§ **THE REQUEST**
Pick out each line of the records that includes the string "placeholder", and copy it.

§ **Records**
----------------
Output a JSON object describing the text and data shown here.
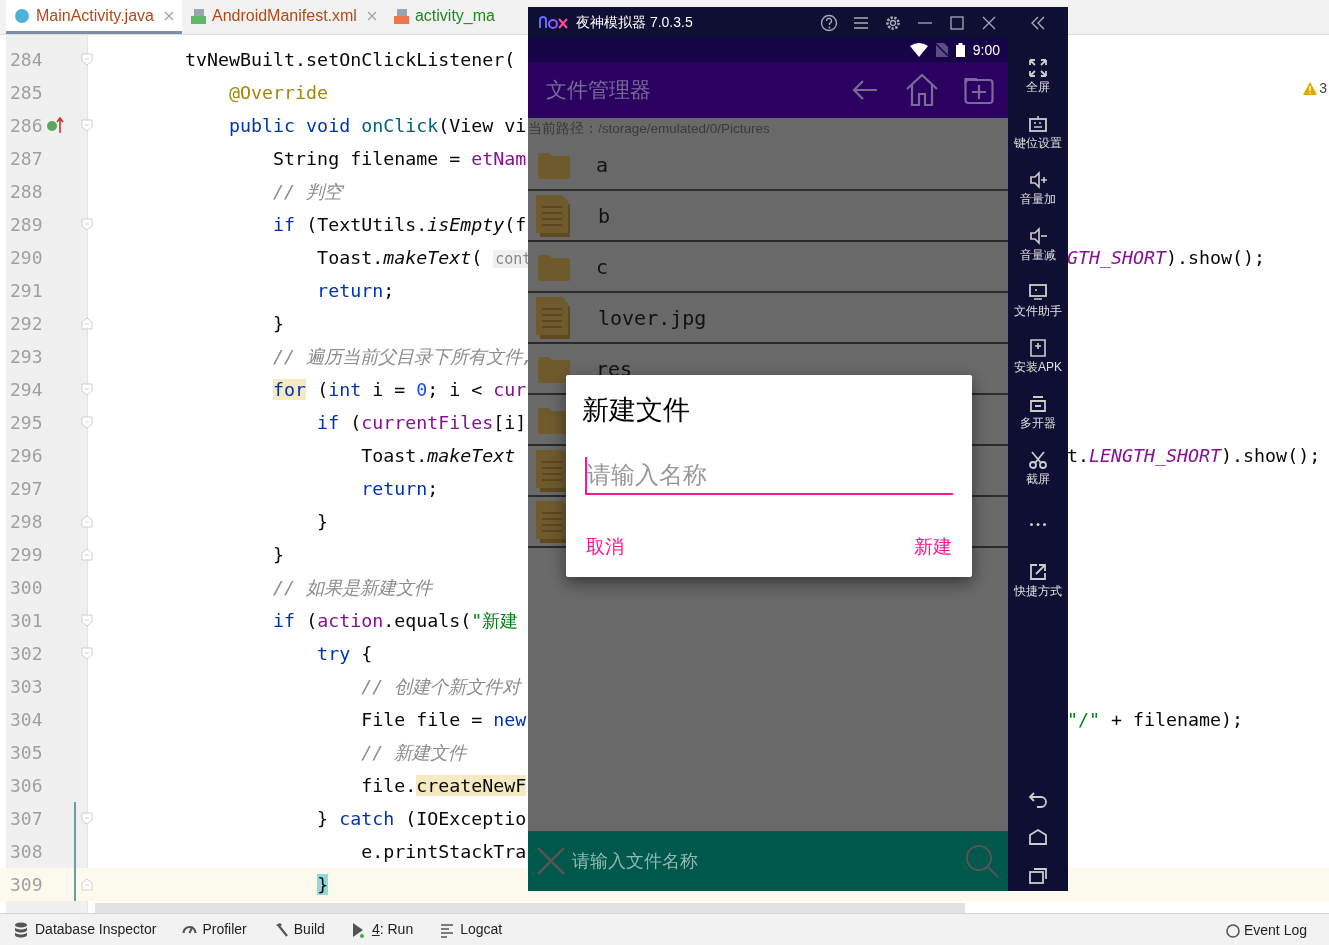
{
  "editor_tabs": [
    {
      "label": "MainActivity.java",
      "kind": "class",
      "selected": true,
      "closable": true
    },
    {
      "label": "AndroidManifest.xml",
      "kind": "manifest",
      "selected": false,
      "closable": true
    },
    {
      "label": "activity_ma",
      "kind": "layout",
      "selected": false,
      "closable": false
    }
  ],
  "warnings": {
    "count": "3"
  },
  "code_lines": [
    {
      "number": "284",
      "fold_start": true,
      "tokens": [
        {
          "t": "        tvNewBuilt.setOnClickListener(",
          "kind": "plain"
        }
      ]
    },
    {
      "number": "285",
      "tokens": [
        {
          "t": "            @Override",
          "kind": "ann"
        }
      ]
    },
    {
      "number": "286",
      "fold_start": true,
      "overridden": true,
      "tokens": [
        {
          "t": "            public void ",
          "kind": "kw"
        },
        {
          "t": "onClick",
          "kind": "method"
        },
        {
          "t": "(View vi",
          "kind": "plain"
        }
      ]
    },
    {
      "number": "287",
      "tokens": [
        {
          "t": "                String filename = ",
          "kind": "plain"
        },
        {
          "t": "etNam",
          "kind": "field"
        }
      ]
    },
    {
      "number": "288",
      "tokens": [
        {
          "t": "                // 判空",
          "kind": "comment"
        }
      ]
    },
    {
      "number": "289",
      "fold_start": true,
      "tokens": [
        {
          "t": "                if",
          "kind": "kw"
        },
        {
          "t": " (TextUtils.",
          "kind": "plain"
        },
        {
          "t": "isEmpty",
          "kind": "italic"
        },
        {
          "t": "(f",
          "kind": "plain"
        }
      ]
    },
    {
      "number": "290",
      "tokens": [
        {
          "t": "                    Toast.",
          "kind": "plain"
        },
        {
          "t": "makeText",
          "kind": "italic"
        },
        {
          "t": "( ",
          "kind": "plain"
        },
        {
          "t": "cont",
          "kind": "hint"
        }
      ],
      "tail": [
        {
          "t": "GTH_SHORT",
          "kind": "static"
        },
        {
          "t": ").show();",
          "kind": "plain"
        }
      ]
    },
    {
      "number": "291",
      "tokens": [
        {
          "t": "                    return",
          "kind": "kw"
        },
        {
          "t": ";",
          "kind": "plain"
        }
      ]
    },
    {
      "number": "292",
      "fold_end": true,
      "tokens": [
        {
          "t": "                }",
          "kind": "plain"
        }
      ]
    },
    {
      "number": "293",
      "tokens": [
        {
          "t": "                // 遍历当前父目录下所有文件,",
          "kind": "comment"
        }
      ]
    },
    {
      "number": "294",
      "fold_start": true,
      "tokens": [
        {
          "t": "                for",
          "kind": "kw_hl"
        },
        {
          "t": " (",
          "kind": "plain"
        },
        {
          "t": "int",
          "kind": "kw"
        },
        {
          "t": " i = ",
          "kind": "plain"
        },
        {
          "t": "0",
          "kind": "num"
        },
        {
          "t": "; i < ",
          "kind": "plain"
        },
        {
          "t": "cur",
          "kind": "field"
        }
      ]
    },
    {
      "number": "295",
      "fold_start": true,
      "tokens": [
        {
          "t": "                    if",
          "kind": "kw"
        },
        {
          "t": " (",
          "kind": "plain"
        },
        {
          "t": "currentFiles",
          "kind": "field"
        },
        {
          "t": "[i]",
          "kind": "plain"
        }
      ]
    },
    {
      "number": "296",
      "tokens": [
        {
          "t": "                        Toast.",
          "kind": "plain"
        },
        {
          "t": "makeText",
          "kind": "italic"
        }
      ],
      "tail": [
        {
          "t": "t.",
          "kind": "plain"
        },
        {
          "t": "LENGTH_SHORT",
          "kind": "static"
        },
        {
          "t": ").show();",
          "kind": "plain"
        }
      ]
    },
    {
      "number": "297",
      "tokens": [
        {
          "t": "                        return",
          "kind": "kw"
        },
        {
          "t": ";",
          "kind": "plain"
        }
      ]
    },
    {
      "number": "298",
      "fold_end": true,
      "tokens": [
        {
          "t": "                    }",
          "kind": "plain"
        }
      ]
    },
    {
      "number": "299",
      "fold_end": true,
      "tokens": [
        {
          "t": "                }",
          "kind": "plain"
        }
      ]
    },
    {
      "number": "300",
      "tokens": [
        {
          "t": "                // 如果是新建文件",
          "kind": "comment"
        }
      ]
    },
    {
      "number": "301",
      "fold_start": true,
      "tokens": [
        {
          "t": "                if",
          "kind": "kw"
        },
        {
          "t": " (",
          "kind": "plain"
        },
        {
          "t": "action",
          "kind": "field"
        },
        {
          "t": ".equals(",
          "kind": "plain"
        },
        {
          "t": "\"新建",
          "kind": "str"
        }
      ]
    },
    {
      "number": "302",
      "fold_start": true,
      "tokens": [
        {
          "t": "                    try",
          "kind": "kw"
        },
        {
          "t": " {",
          "kind": "plain"
        }
      ]
    },
    {
      "number": "303",
      "tokens": [
        {
          "t": "                        // 创建个新文件对",
          "kind": "comment"
        }
      ]
    },
    {
      "number": "304",
      "tokens": [
        {
          "t": "                        File file = ",
          "kind": "plain"
        },
        {
          "t": "new",
          "kind": "kw"
        }
      ],
      "tail": [
        {
          "t": "\"/\"",
          "kind": "str"
        },
        {
          "t": " + filename);",
          "kind": "plain"
        }
      ]
    },
    {
      "number": "305",
      "tokens": [
        {
          "t": "                        // 新建文件",
          "kind": "comment"
        }
      ]
    },
    {
      "number": "306",
      "tokens": [
        {
          "t": "                        file.",
          "kind": "plain"
        },
        {
          "t": "createNewF",
          "kind": "usage_hl"
        }
      ]
    },
    {
      "number": "307",
      "fold_start": true,
      "modified": true,
      "tokens": [
        {
          "t": "                    } ",
          "kind": "plain"
        },
        {
          "t": "catch",
          "kind": "kw"
        },
        {
          "t": " (IOExceptio",
          "kind": "plain"
        }
      ]
    },
    {
      "number": "308",
      "modified": true,
      "tokens": [
        {
          "t": "                        e.printStackTra",
          "kind": "plain"
        }
      ]
    },
    {
      "number": "309",
      "fold_end": true,
      "modified": true,
      "current": true,
      "tokens": [
        {
          "t": "                    }",
          "kind": "brace_hl"
        }
      ]
    }
  ],
  "tool_windows": [
    {
      "label": "Database Inspector",
      "kind": "database"
    },
    {
      "label": "Profiler",
      "kind": "profiler"
    },
    {
      "label": "Build",
      "kind": "build"
    },
    {
      "label": "4: Run",
      "kind": "run"
    },
    {
      "label": "Logcat",
      "kind": "logcat"
    }
  ],
  "event_log": "Event Log",
  "emulator": {
    "title": "夜神模拟器 7.0.3.5",
    "time": "9:00",
    "app": {
      "title": "文件管理器",
      "path": "当前路径：/storage/emulated/0/Pictures",
      "files": [
        {
          "kind": "folder",
          "name": "a"
        },
        {
          "kind": "file",
          "name": "b"
        },
        {
          "kind": "folder",
          "name": "c"
        },
        {
          "kind": "file",
          "name": "lover.jpg"
        },
        {
          "kind": "folder",
          "name": "res"
        },
        {
          "kind": "folder"
        },
        {
          "kind": "file"
        },
        {
          "kind": "file"
        }
      ],
      "search": {
        "placeholder": "请输入文件名称"
      }
    },
    "dialog": {
      "title": "新建文件",
      "placeholder": "请输入名称",
      "cancel": "取消",
      "confirm": "新建"
    },
    "sidebar": [
      {
        "kind": "fullscreen",
        "label": "全屏"
      },
      {
        "kind": "keymap",
        "label": "键位设置"
      },
      {
        "kind": "volume_up",
        "label": "音量加"
      },
      {
        "kind": "volume_down",
        "label": "音量减"
      },
      {
        "kind": "file_helper",
        "label": "文件助手"
      },
      {
        "kind": "apk",
        "label": "安装APK"
      },
      {
        "kind": "multi",
        "label": "多开器"
      },
      {
        "kind": "screenshot",
        "label": "截屏"
      },
      {
        "kind": "more"
      },
      {
        "kind": "shortcut",
        "label": "快捷方式"
      }
    ]
  }
}
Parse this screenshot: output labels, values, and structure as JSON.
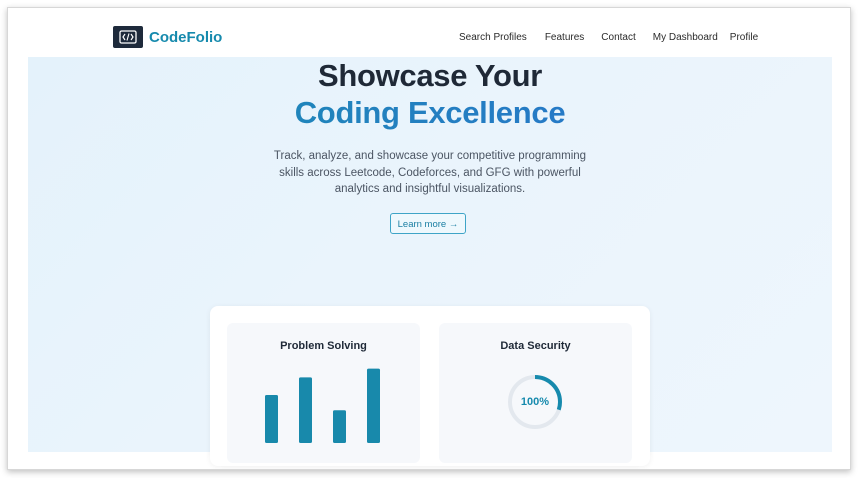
{
  "brand": {
    "name": "CodeFolio",
    "logo_icon": "code-brackets-icon"
  },
  "nav": {
    "items": [
      "Search Profiles",
      "Features",
      "Contact",
      "My Dashboard",
      "Profile"
    ]
  },
  "hero": {
    "title_line1": "Showcase Your",
    "title_line2": "Coding Excellence",
    "subtitle": "Track, analyze, and showcase your competitive programming skills across Leetcode, Codeforces, and GFG with powerful analytics and insightful visualizations.",
    "cta_label": "Learn more →"
  },
  "features": {
    "problem_solving": {
      "title": "Problem Solving",
      "bar_levels": [
        0.6,
        0.82,
        0.41,
        0.93
      ]
    },
    "data_security": {
      "title": "Data Security",
      "value": "100%",
      "ring_progress": 0.3
    }
  },
  "colors": {
    "accent": "#168aad",
    "bar": "#1889ab",
    "hero_bg": "#e8f4fc"
  }
}
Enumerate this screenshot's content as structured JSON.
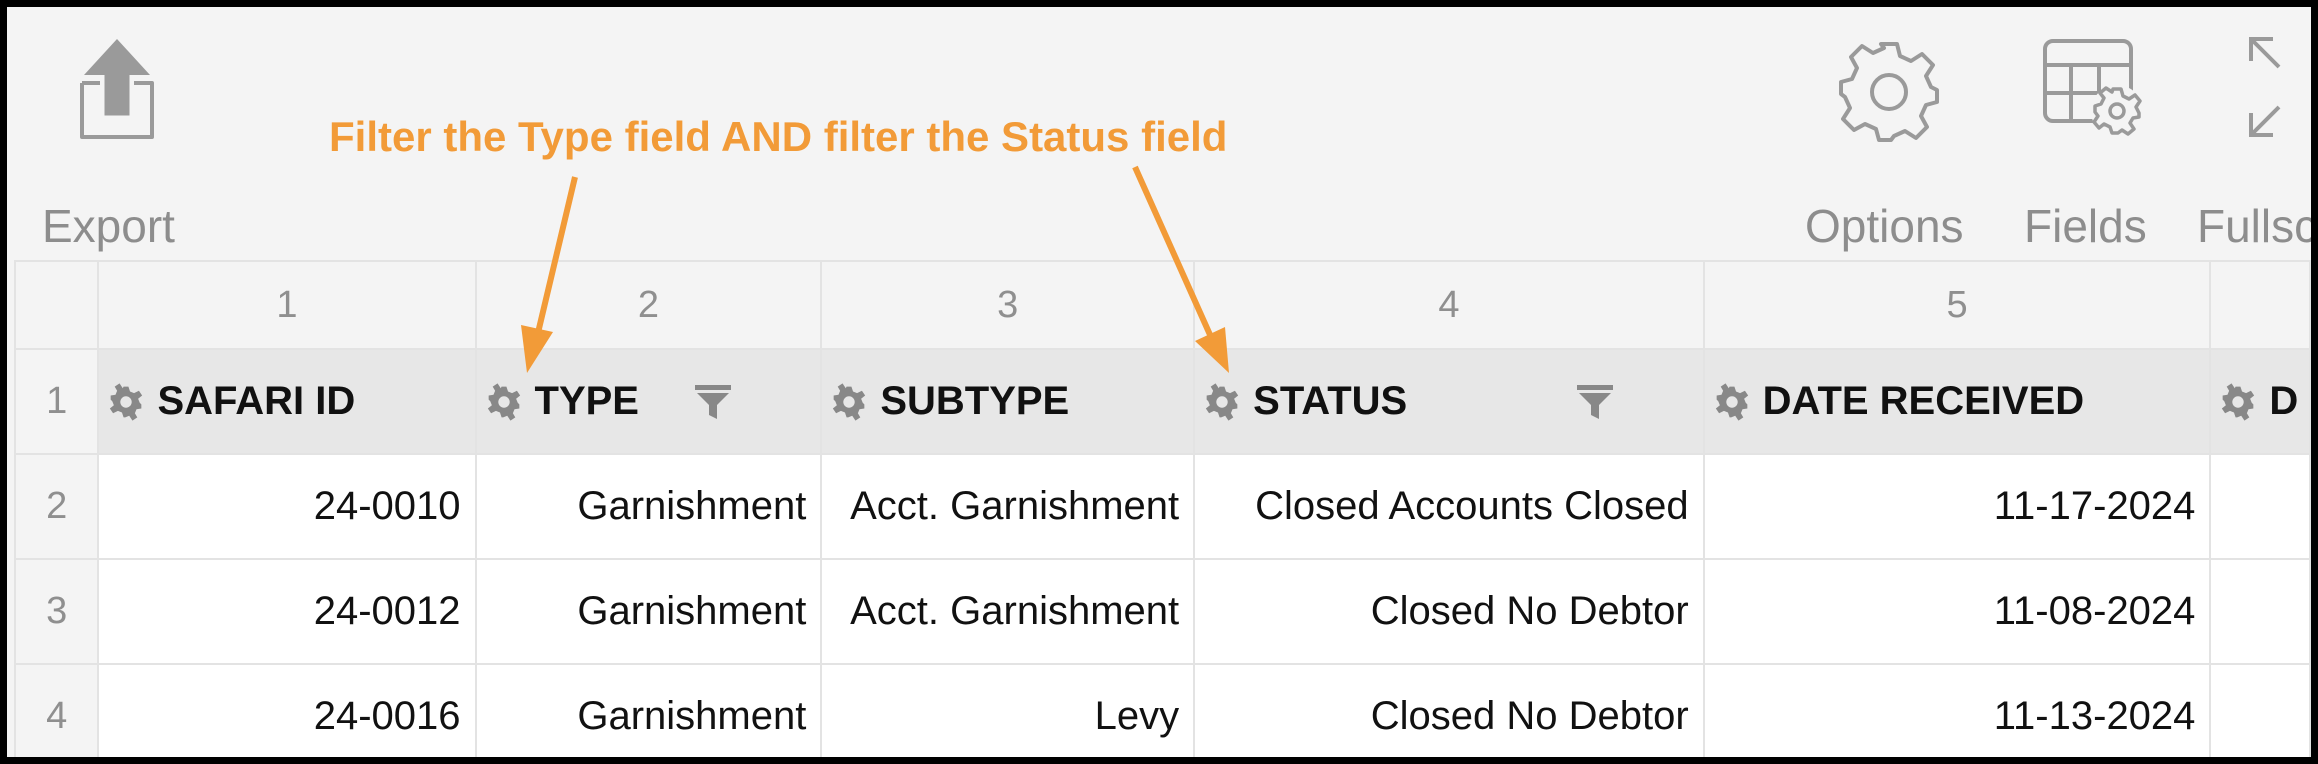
{
  "toolbar": {
    "export_label": "Export",
    "options_label": "Options",
    "fields_label": "Fields",
    "fullscreen_label": "Fullsc"
  },
  "annotation": {
    "text": "Filter the Type field AND filter the Status field",
    "color": "#f29b38"
  },
  "grid": {
    "column_numbers": [
      "1",
      "2",
      "3",
      "4",
      "5",
      ""
    ],
    "row_numbers": [
      "1",
      "2",
      "3",
      "4"
    ],
    "headers": [
      "SAFARI ID",
      "TYPE",
      "SUBTYPE",
      "STATUS",
      "DATE RECEIVED",
      "D"
    ],
    "filtered_columns": [
      "TYPE",
      "STATUS"
    ],
    "rows": [
      [
        "24-0010",
        "Garnishment",
        "Acct. Garnishment",
        "Closed Accounts Closed",
        "11-17-2024",
        ""
      ],
      [
        "24-0012",
        "Garnishment",
        "Acct. Garnishment",
        "Closed No Debtor",
        "11-08-2024",
        ""
      ],
      [
        "24-0016",
        "Garnishment",
        "Levy",
        "Closed No Debtor",
        "11-13-2024",
        ""
      ]
    ]
  }
}
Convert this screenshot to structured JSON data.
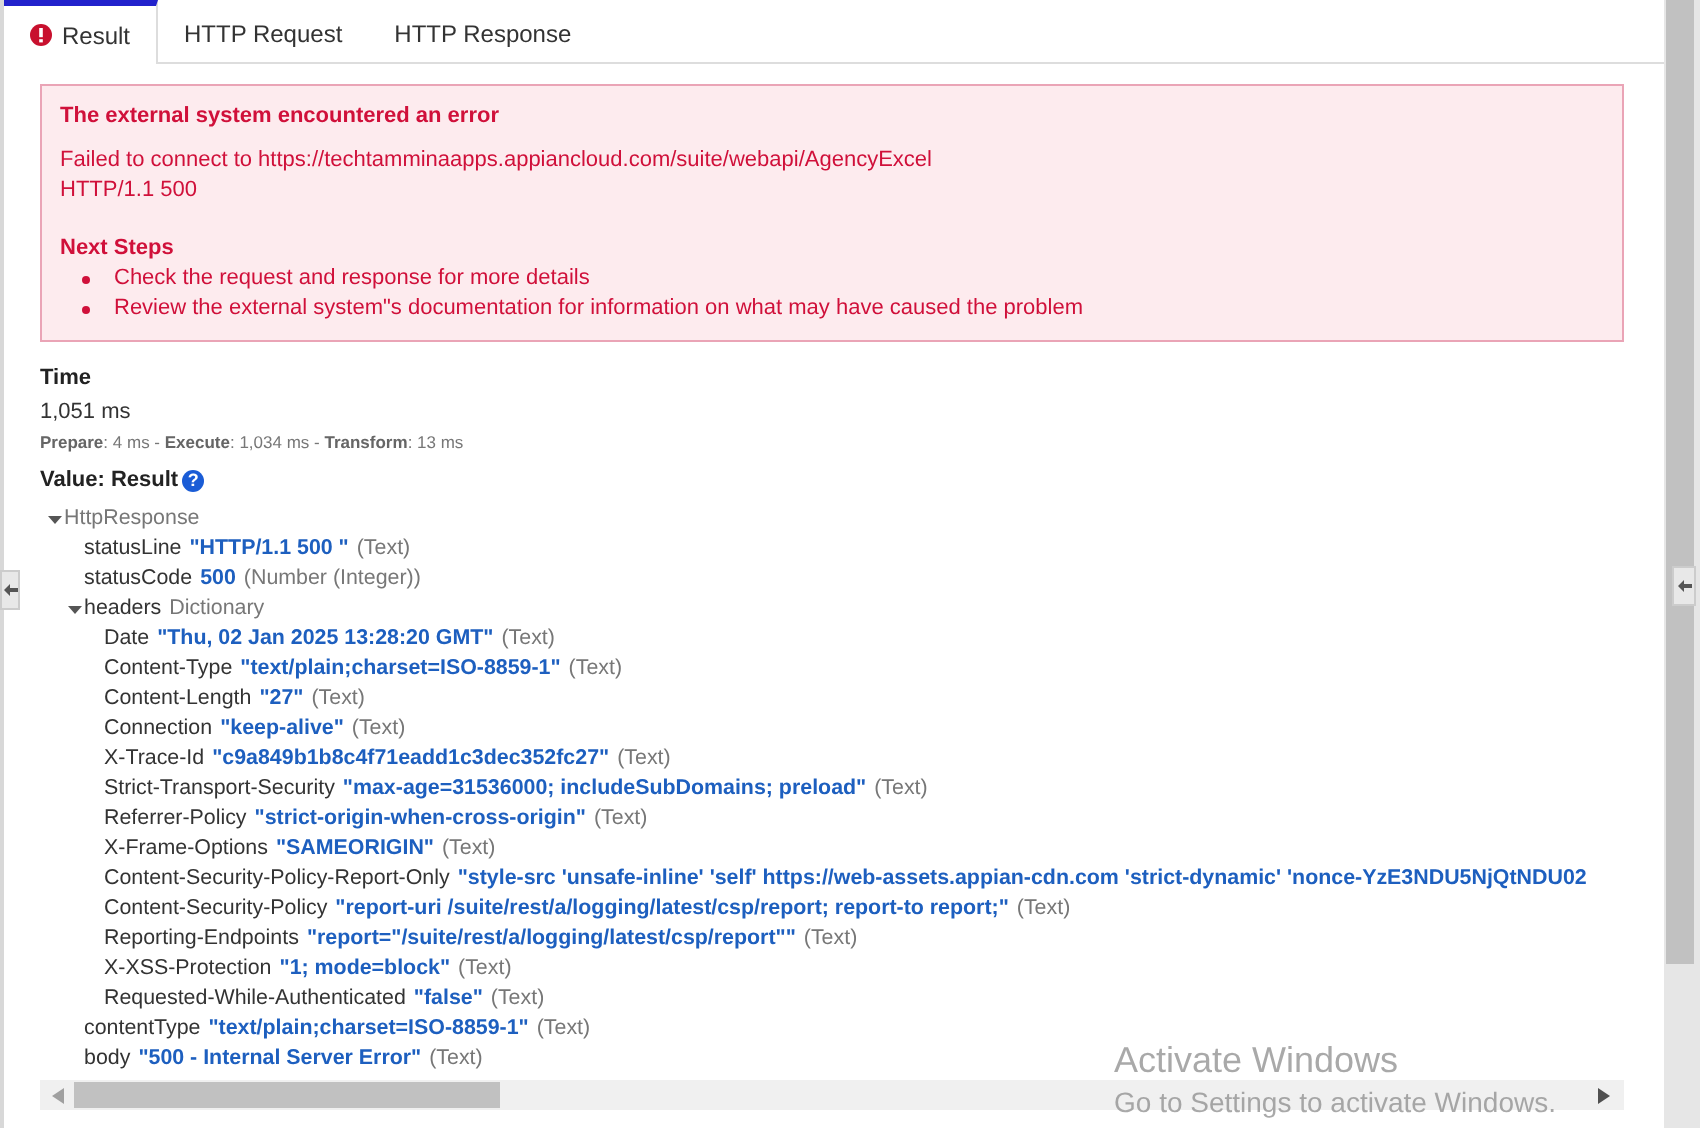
----------------
§ **RESPONSE FOR THIS EXERCISE**
        "placeholder": "请输入文件名称"
      "placeholder": "请输入名称",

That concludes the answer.